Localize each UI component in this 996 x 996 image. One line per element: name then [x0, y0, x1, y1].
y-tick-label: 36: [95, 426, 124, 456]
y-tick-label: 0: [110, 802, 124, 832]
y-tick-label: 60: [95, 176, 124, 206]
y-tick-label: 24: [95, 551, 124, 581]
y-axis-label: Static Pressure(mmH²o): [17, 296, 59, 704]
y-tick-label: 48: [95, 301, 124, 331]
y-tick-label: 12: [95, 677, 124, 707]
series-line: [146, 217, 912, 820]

• • • • • • •

* [Exercise brief]
Rewrite the records above, substituting "Locate" for "Localize" and leaving all else unchanged.

* [Completed exercise]
Locate each UI component in this 996 x 996 image. One line per element: name then [x0, y0, x1, y1].
y-tick-label: 36: [95, 426, 124, 456]
y-tick-label: 0: [110, 802, 124, 832]
y-tick-label: 60: [95, 176, 124, 206]
y-tick-label: 24: [95, 551, 124, 581]
y-axis-label: Static Pressure(mmH²o): [17, 296, 59, 704]
y-tick-label: 48: [95, 301, 124, 331]
y-tick-label: 12: [95, 677, 124, 707]
series-line: [146, 217, 912, 820]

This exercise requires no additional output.